[Raw records]
☆ ☆ ☆

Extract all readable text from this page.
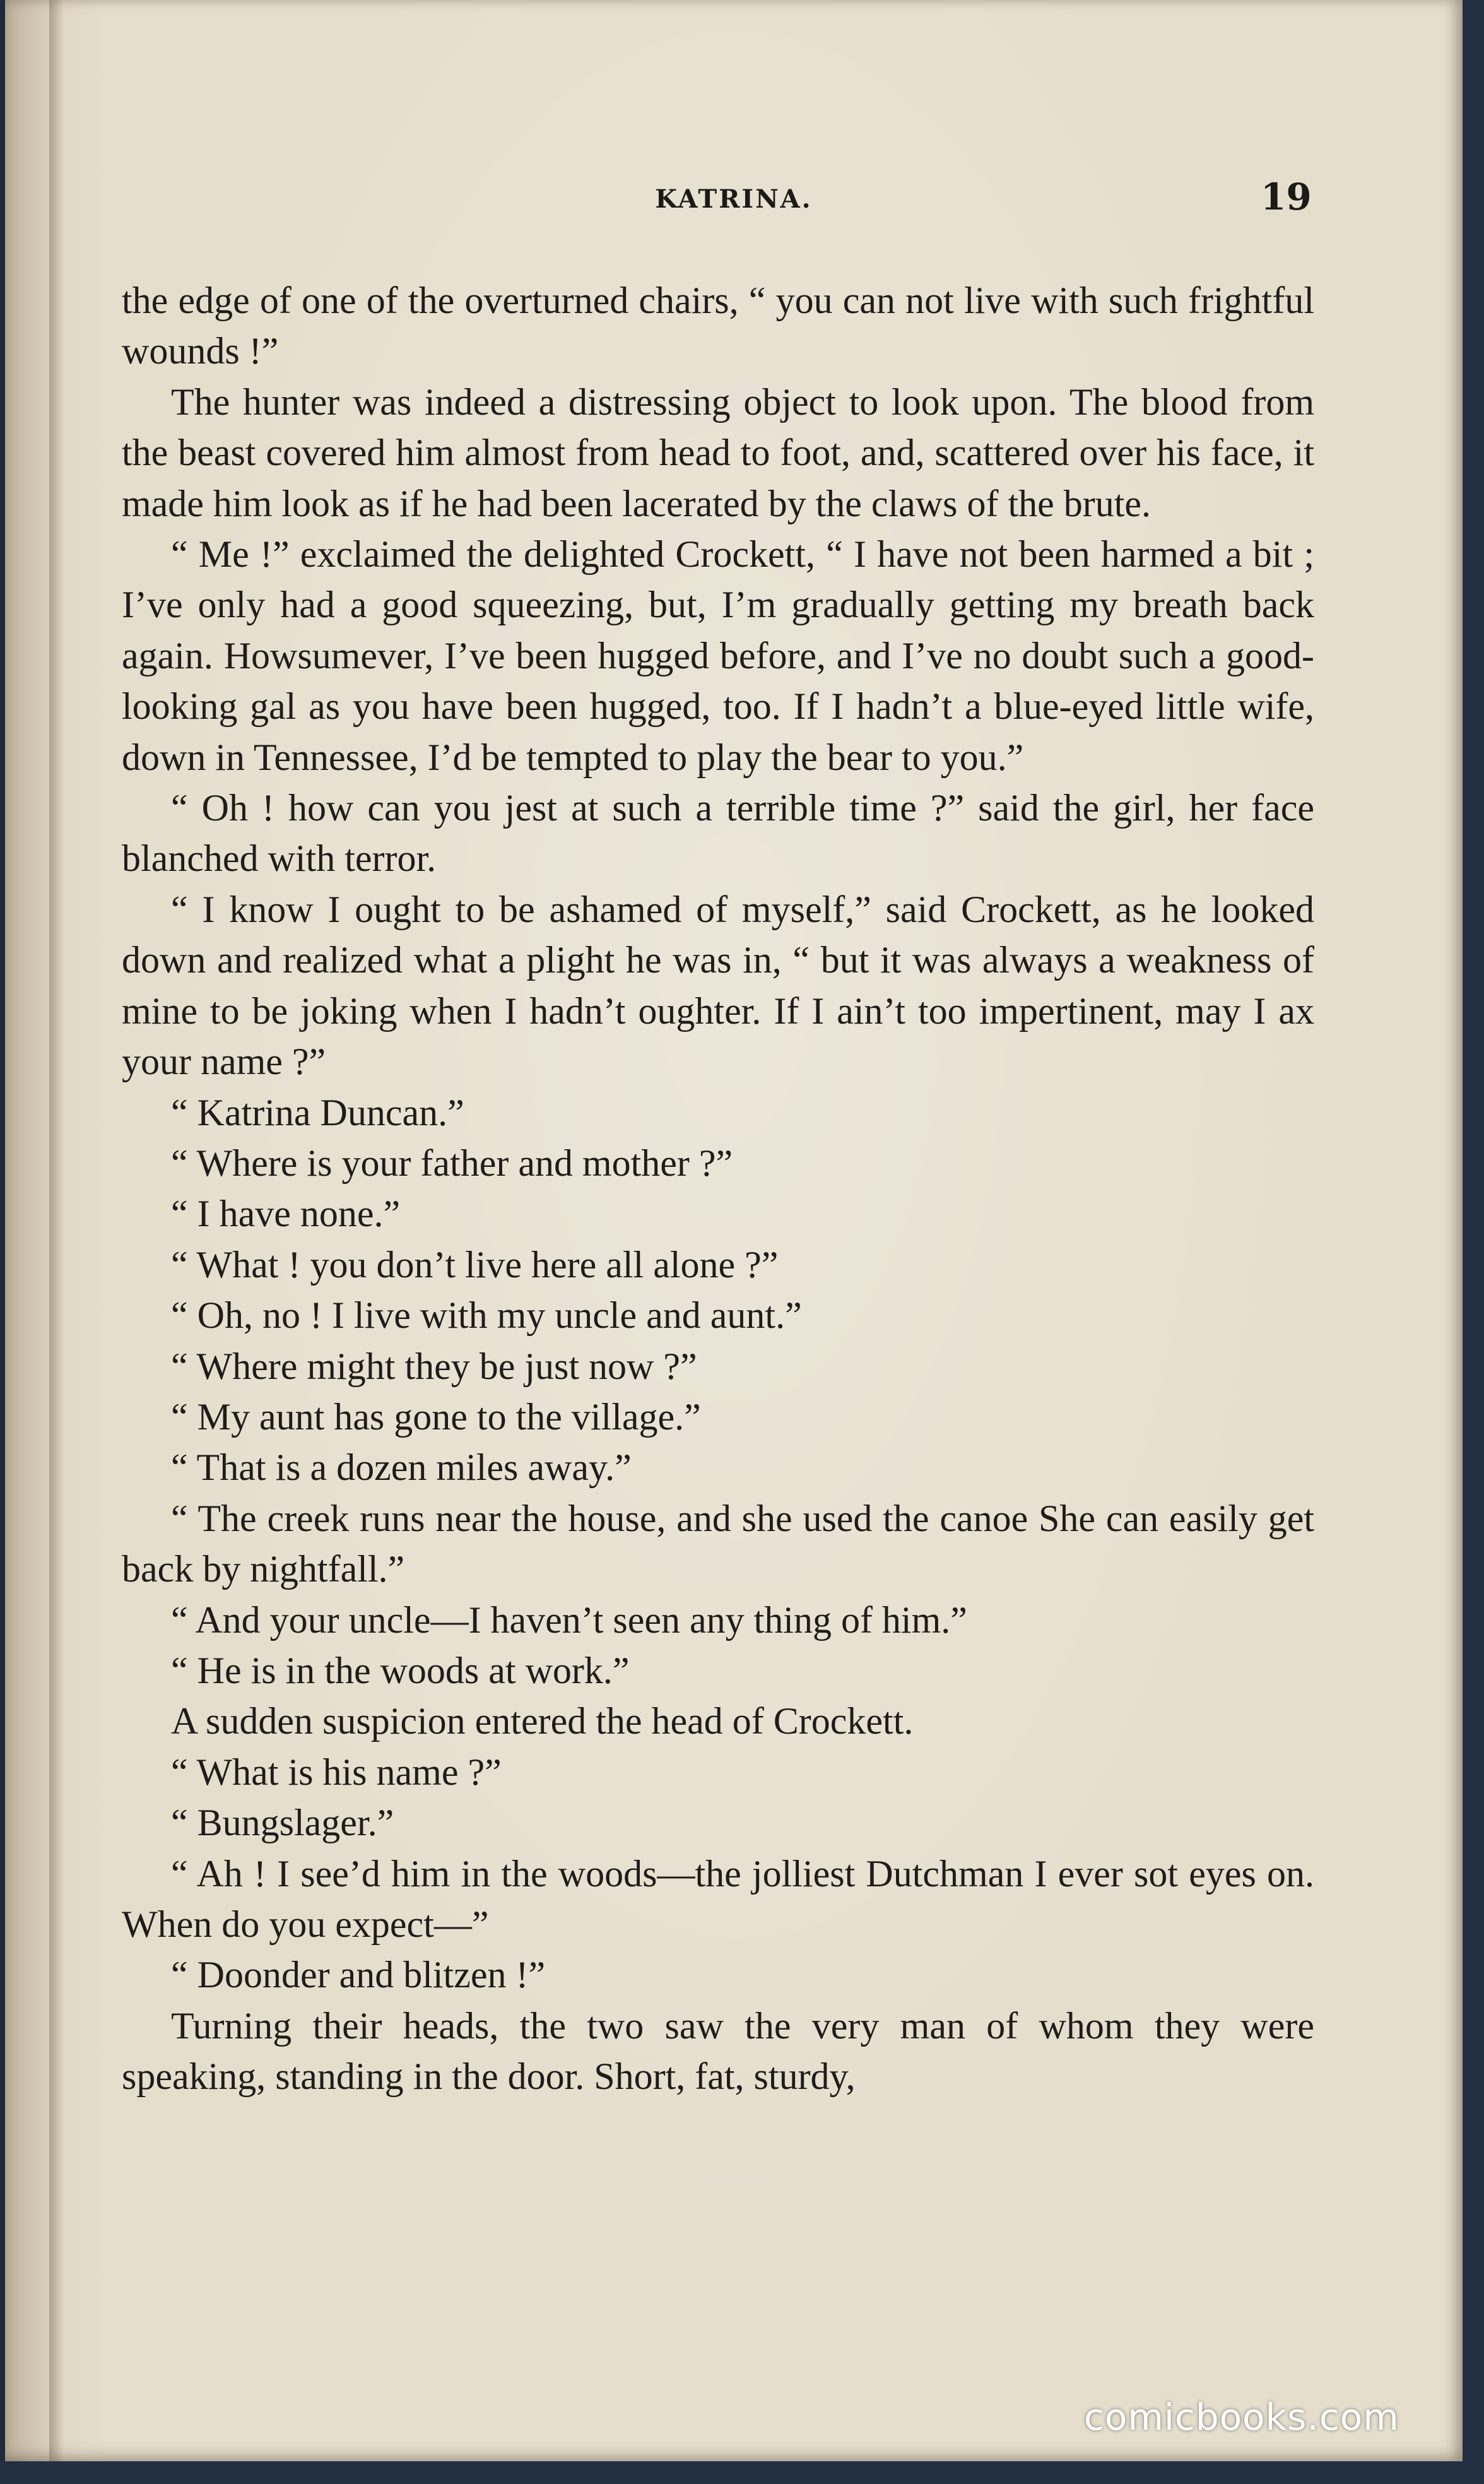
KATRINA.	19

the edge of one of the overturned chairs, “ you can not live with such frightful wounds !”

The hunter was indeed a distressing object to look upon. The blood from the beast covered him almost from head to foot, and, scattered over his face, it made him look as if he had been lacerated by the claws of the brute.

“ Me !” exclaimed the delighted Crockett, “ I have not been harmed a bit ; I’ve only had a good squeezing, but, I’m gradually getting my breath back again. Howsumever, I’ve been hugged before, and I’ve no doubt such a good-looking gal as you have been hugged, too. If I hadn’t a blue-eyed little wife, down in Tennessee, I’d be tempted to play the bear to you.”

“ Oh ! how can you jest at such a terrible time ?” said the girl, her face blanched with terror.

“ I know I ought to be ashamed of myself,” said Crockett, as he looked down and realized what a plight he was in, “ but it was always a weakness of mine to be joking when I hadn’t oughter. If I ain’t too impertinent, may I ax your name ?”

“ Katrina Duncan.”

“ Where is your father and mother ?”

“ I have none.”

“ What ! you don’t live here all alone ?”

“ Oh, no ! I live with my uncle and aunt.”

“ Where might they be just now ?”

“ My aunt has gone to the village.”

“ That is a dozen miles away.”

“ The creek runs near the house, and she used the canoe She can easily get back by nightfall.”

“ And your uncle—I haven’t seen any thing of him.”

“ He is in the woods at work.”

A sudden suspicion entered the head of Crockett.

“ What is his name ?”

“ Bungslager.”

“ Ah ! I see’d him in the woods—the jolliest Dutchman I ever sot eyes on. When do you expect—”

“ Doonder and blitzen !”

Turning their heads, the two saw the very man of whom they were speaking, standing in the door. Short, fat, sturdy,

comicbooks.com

☆ ☆ ☆

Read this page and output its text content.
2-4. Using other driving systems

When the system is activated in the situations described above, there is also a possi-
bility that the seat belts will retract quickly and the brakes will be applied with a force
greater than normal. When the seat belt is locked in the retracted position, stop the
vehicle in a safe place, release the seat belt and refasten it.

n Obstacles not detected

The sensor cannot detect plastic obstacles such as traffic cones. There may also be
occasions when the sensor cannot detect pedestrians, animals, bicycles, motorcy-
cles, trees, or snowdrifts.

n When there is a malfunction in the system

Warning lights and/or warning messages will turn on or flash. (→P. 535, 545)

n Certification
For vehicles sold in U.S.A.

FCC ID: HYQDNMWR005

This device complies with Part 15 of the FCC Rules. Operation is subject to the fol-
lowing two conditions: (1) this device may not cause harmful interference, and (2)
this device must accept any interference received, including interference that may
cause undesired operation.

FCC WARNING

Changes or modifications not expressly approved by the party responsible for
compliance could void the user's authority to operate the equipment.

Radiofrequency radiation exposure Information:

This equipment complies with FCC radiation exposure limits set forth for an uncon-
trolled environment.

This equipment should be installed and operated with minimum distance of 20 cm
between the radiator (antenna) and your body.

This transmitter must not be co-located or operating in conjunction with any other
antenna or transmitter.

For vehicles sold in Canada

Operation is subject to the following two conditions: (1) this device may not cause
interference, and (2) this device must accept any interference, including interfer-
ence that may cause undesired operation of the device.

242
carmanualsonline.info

☆ ☆ ☆

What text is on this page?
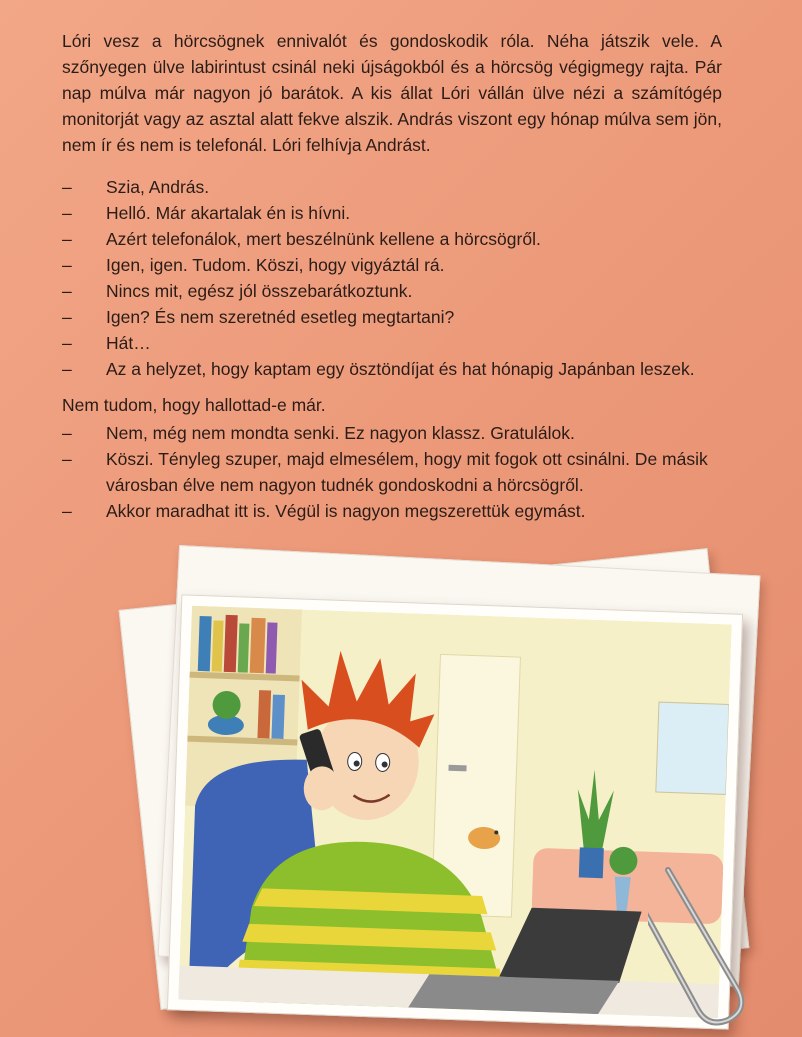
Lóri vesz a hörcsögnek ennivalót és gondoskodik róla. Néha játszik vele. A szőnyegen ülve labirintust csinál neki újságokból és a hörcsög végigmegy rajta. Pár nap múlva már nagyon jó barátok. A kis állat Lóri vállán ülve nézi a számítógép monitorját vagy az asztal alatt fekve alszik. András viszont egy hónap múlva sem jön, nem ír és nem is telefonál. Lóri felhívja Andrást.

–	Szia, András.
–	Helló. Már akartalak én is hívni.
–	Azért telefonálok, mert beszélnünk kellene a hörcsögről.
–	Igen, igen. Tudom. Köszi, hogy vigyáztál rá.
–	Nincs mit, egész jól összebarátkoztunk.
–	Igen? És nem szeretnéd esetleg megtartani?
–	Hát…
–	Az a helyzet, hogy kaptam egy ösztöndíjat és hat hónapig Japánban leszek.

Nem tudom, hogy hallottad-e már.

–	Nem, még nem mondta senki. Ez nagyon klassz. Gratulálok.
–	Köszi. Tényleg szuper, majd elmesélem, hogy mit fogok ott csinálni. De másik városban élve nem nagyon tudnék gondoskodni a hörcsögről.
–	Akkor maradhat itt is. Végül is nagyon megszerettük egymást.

☆ ☆ ☆

Task prompt> Lines containing the string "undesired" are to be selected and copied.

Complete response>
cause undesired operation.
ence that may cause undesired operation of the device.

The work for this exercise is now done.